• [GIVEN PROBLEM]: Filter this data down to the lines that hold "plain", and copy them.

Dataset items:

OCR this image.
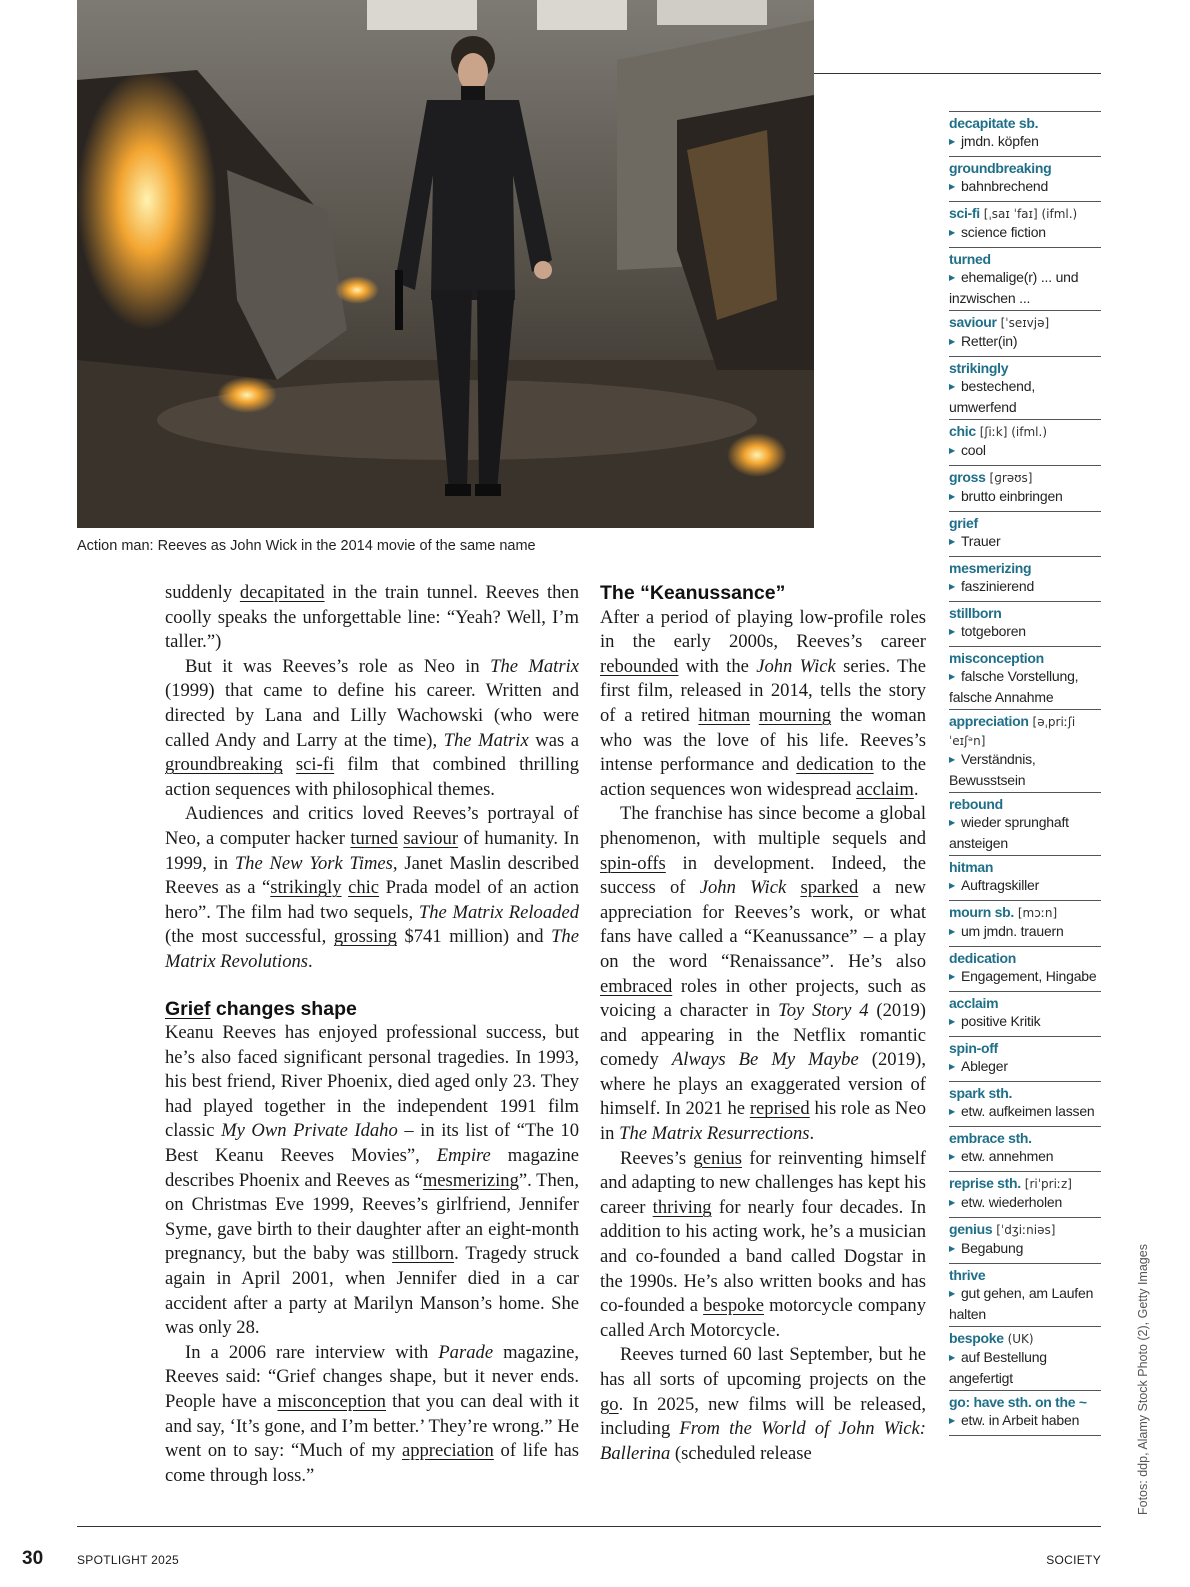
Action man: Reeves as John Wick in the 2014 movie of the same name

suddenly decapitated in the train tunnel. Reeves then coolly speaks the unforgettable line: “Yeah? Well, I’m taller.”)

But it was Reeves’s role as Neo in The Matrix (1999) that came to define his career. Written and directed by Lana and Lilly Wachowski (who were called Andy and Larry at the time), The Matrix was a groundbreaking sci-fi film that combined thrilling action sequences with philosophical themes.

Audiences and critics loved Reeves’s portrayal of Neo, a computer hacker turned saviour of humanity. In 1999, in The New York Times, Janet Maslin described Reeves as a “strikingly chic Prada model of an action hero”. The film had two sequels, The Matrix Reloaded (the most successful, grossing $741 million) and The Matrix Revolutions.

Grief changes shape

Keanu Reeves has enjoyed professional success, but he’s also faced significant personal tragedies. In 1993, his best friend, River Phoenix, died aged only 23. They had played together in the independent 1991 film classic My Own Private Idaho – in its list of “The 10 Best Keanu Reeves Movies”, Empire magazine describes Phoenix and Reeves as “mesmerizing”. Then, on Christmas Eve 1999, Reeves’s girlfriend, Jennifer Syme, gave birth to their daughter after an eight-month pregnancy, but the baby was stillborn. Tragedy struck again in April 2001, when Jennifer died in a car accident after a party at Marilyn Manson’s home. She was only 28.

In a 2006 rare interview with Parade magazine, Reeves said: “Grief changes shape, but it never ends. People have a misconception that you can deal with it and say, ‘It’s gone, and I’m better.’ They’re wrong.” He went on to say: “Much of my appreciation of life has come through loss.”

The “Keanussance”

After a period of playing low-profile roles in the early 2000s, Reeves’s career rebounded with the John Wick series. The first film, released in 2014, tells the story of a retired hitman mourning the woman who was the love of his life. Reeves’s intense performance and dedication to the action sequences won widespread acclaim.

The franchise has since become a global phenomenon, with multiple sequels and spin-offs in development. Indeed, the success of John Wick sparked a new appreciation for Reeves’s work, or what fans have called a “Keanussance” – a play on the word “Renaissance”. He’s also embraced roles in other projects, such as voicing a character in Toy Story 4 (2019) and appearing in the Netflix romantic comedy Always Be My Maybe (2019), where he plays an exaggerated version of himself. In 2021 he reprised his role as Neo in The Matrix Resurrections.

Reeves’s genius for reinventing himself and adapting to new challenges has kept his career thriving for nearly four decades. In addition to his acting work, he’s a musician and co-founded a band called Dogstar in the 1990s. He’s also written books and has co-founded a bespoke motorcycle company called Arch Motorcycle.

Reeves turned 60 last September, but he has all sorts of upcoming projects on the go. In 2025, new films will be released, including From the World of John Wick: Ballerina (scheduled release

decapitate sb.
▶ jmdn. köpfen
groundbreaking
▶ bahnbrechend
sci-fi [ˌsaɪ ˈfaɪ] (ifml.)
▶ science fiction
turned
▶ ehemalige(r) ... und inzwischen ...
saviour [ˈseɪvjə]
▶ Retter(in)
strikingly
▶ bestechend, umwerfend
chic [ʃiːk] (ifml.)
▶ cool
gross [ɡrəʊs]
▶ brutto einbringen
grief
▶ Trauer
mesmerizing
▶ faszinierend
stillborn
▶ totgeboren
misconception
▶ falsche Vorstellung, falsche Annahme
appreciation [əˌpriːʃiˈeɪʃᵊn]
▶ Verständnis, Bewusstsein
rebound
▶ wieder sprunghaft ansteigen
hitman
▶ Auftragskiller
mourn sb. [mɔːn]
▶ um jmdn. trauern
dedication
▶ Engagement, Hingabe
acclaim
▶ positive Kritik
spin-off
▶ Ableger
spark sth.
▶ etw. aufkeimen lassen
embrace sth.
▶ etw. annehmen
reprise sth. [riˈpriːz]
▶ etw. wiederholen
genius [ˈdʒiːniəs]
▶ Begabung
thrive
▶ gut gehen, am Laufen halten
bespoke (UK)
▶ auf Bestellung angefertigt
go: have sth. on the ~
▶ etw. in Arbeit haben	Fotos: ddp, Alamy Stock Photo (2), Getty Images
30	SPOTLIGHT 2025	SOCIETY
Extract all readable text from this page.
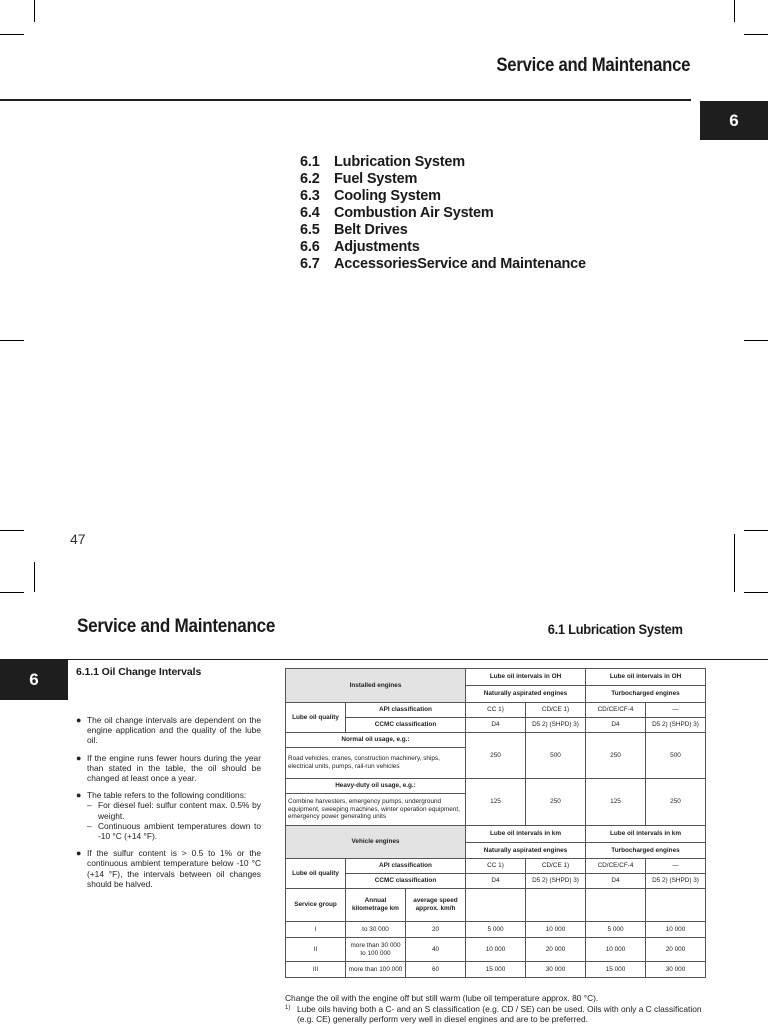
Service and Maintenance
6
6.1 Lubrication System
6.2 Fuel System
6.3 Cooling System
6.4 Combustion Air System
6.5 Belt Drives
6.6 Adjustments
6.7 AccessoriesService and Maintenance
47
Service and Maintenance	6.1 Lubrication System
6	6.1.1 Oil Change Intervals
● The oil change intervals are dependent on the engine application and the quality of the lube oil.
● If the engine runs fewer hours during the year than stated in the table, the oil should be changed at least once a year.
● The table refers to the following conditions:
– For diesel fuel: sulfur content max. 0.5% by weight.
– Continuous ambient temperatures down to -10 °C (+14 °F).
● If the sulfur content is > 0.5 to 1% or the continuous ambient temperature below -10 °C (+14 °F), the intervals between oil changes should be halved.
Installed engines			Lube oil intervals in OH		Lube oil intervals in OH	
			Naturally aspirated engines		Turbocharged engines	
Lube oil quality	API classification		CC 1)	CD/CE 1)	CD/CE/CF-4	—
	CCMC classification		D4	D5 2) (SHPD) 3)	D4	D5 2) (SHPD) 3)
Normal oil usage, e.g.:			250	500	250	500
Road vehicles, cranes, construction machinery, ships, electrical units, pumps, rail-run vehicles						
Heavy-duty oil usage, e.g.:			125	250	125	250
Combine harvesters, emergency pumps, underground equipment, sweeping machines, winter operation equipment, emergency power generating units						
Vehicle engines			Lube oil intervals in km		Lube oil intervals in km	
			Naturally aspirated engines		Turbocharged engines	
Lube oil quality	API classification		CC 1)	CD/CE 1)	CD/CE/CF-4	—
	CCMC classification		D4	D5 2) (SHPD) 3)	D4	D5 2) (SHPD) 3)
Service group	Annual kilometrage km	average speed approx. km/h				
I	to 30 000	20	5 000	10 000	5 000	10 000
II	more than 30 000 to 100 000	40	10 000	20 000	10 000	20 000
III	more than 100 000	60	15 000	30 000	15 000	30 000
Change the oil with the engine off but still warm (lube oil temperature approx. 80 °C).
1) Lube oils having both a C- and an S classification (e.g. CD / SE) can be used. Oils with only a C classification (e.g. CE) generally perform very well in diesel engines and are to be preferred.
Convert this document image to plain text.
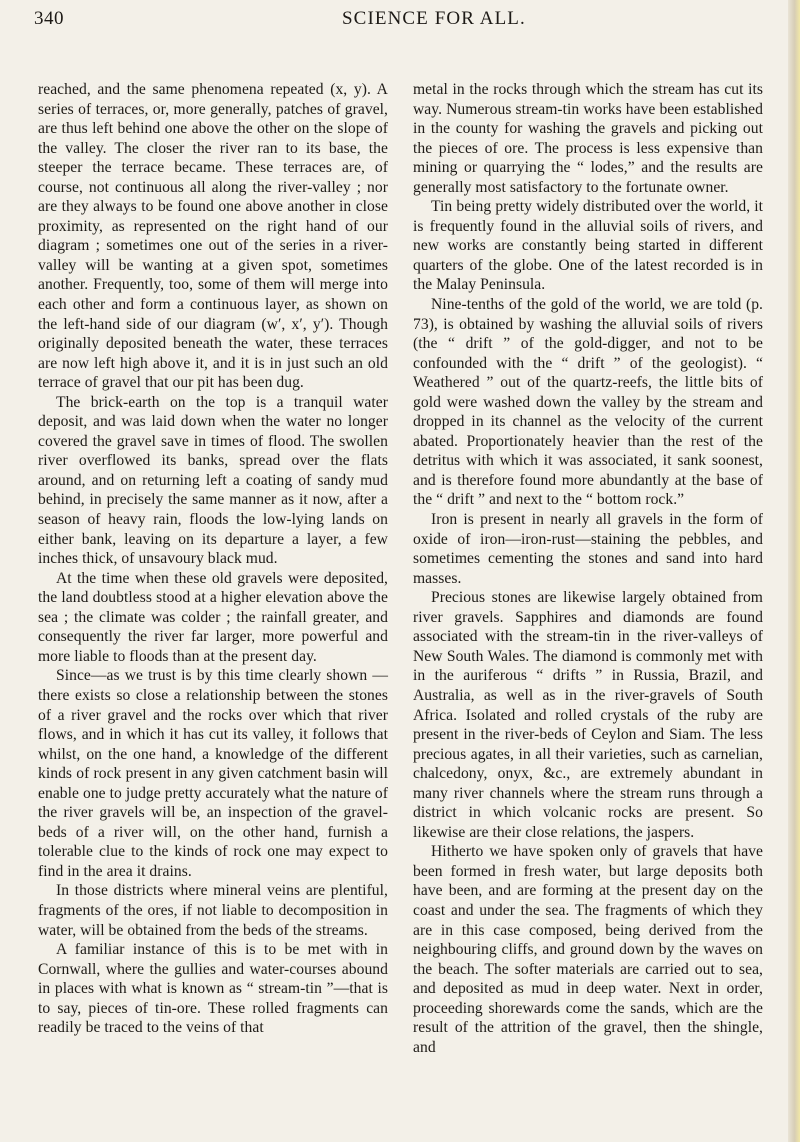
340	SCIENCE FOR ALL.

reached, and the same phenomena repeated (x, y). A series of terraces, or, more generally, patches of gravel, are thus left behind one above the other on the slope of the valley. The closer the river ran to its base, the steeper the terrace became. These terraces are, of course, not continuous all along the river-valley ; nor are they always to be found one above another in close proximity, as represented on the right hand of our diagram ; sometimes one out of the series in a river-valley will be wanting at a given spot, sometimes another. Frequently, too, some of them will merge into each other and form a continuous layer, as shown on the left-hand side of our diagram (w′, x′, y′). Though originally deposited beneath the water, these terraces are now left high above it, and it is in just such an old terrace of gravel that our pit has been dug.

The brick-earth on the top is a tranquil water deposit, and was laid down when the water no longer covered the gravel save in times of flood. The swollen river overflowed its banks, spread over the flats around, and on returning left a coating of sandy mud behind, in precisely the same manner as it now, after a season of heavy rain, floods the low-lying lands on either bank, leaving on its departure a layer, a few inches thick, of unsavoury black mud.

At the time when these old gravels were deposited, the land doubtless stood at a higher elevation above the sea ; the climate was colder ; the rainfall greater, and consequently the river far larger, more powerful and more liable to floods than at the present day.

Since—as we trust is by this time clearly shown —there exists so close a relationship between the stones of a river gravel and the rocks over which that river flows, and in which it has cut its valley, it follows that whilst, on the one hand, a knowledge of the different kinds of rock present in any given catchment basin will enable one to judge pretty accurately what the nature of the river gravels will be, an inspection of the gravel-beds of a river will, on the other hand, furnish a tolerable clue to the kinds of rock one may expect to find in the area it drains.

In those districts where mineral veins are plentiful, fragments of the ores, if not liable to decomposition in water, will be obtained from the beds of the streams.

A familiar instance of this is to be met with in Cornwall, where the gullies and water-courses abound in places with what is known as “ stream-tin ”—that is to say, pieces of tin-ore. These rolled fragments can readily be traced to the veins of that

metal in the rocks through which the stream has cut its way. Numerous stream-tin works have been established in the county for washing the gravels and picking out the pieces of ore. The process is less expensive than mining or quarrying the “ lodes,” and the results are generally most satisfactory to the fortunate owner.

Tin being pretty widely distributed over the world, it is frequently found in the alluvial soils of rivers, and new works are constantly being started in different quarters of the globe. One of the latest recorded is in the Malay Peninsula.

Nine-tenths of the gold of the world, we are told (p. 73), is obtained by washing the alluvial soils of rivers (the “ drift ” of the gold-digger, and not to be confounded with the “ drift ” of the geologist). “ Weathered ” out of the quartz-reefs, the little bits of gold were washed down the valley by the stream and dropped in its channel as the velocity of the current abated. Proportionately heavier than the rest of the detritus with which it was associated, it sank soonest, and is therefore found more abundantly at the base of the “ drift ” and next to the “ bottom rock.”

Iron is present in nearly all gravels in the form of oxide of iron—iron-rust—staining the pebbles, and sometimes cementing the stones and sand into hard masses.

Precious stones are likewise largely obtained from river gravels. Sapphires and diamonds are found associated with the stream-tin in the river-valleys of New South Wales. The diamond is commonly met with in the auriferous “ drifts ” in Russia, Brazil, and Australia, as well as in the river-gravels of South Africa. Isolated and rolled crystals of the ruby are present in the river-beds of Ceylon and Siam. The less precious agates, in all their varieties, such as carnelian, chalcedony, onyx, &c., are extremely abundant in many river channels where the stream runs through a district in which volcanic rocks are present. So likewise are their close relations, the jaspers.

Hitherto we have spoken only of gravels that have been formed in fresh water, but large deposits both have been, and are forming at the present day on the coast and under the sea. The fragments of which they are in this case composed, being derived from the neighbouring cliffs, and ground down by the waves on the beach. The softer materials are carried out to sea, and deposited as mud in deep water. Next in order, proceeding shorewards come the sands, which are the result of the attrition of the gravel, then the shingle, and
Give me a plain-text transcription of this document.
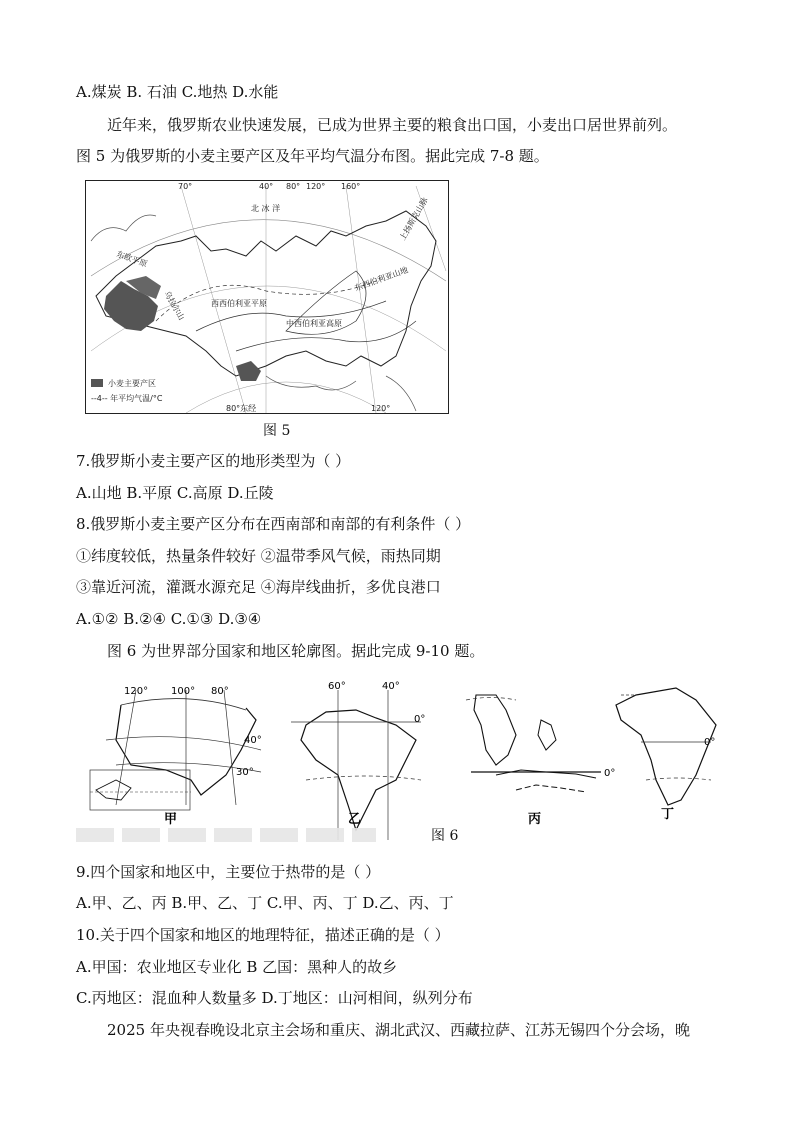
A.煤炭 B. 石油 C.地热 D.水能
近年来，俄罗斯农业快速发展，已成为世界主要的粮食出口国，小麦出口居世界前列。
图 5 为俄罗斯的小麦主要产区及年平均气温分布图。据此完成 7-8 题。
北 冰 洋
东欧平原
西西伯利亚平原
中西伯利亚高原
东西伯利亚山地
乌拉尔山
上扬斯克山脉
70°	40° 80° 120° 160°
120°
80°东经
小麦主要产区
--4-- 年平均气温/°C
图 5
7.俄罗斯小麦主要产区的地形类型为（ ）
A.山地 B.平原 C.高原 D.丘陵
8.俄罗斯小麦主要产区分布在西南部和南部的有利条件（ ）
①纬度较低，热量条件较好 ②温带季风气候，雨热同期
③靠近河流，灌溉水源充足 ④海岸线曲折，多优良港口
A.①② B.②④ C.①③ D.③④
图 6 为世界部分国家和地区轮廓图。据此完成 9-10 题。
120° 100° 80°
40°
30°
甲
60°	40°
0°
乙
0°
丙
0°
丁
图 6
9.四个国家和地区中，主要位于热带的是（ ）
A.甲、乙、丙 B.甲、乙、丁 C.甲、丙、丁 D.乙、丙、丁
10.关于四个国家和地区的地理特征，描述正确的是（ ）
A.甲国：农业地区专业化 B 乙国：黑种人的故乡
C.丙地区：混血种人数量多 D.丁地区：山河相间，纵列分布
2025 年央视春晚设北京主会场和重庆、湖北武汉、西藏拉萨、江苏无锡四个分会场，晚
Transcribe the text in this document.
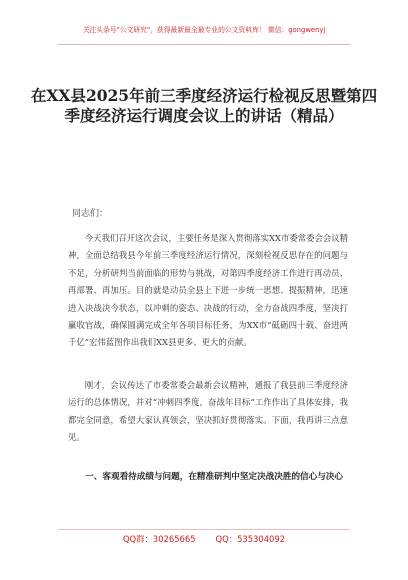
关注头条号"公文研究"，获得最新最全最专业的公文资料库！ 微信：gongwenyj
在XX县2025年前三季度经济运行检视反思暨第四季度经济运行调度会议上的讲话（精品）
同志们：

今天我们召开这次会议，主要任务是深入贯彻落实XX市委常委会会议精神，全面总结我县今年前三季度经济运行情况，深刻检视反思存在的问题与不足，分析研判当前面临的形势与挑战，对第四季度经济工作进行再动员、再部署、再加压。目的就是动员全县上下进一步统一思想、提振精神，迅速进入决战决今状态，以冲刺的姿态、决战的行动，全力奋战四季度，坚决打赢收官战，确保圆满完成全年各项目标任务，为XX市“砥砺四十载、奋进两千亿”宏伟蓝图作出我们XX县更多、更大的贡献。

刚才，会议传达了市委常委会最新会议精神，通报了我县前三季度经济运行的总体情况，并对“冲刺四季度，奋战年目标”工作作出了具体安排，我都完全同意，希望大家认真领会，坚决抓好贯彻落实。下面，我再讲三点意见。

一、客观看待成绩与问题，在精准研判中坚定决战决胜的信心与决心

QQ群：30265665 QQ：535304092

• [COMPLETE RESPONSE]:
Convert this document image to plain text.
Give me a plain-text transcription of this document.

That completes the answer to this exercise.